§ **Exercise**
Check every line of the data below for the string "campaigns", and copy the ones that hold it.

◆ ◆ ◆ ◆

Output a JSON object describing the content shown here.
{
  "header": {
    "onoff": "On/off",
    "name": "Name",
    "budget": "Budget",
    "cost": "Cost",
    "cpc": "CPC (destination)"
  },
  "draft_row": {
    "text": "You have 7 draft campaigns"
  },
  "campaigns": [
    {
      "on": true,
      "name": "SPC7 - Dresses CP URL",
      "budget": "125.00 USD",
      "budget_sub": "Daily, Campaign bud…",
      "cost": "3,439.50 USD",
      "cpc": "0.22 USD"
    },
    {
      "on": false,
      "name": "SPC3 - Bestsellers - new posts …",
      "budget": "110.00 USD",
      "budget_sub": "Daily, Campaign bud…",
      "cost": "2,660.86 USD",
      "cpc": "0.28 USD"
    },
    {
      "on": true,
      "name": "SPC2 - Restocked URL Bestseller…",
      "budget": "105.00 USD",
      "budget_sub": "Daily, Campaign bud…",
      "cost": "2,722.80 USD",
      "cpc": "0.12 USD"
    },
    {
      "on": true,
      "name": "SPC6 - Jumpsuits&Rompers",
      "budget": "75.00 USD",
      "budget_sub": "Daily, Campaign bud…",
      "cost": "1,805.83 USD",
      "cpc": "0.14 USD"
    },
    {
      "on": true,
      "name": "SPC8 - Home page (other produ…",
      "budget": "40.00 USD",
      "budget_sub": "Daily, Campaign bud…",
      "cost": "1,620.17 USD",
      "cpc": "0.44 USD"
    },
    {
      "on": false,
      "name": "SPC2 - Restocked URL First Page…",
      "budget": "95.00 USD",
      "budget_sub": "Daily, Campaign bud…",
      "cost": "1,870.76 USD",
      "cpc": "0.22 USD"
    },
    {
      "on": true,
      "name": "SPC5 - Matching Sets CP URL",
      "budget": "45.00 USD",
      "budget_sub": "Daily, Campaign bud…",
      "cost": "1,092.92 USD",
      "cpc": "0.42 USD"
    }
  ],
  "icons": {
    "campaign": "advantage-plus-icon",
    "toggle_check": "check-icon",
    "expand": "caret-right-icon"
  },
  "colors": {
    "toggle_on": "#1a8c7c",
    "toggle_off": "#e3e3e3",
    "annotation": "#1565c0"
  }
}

◆ ◆ ◆ ◆

§ **Reply to the task**
    "text": "You have 7 draft campaigns"
  "campaigns": [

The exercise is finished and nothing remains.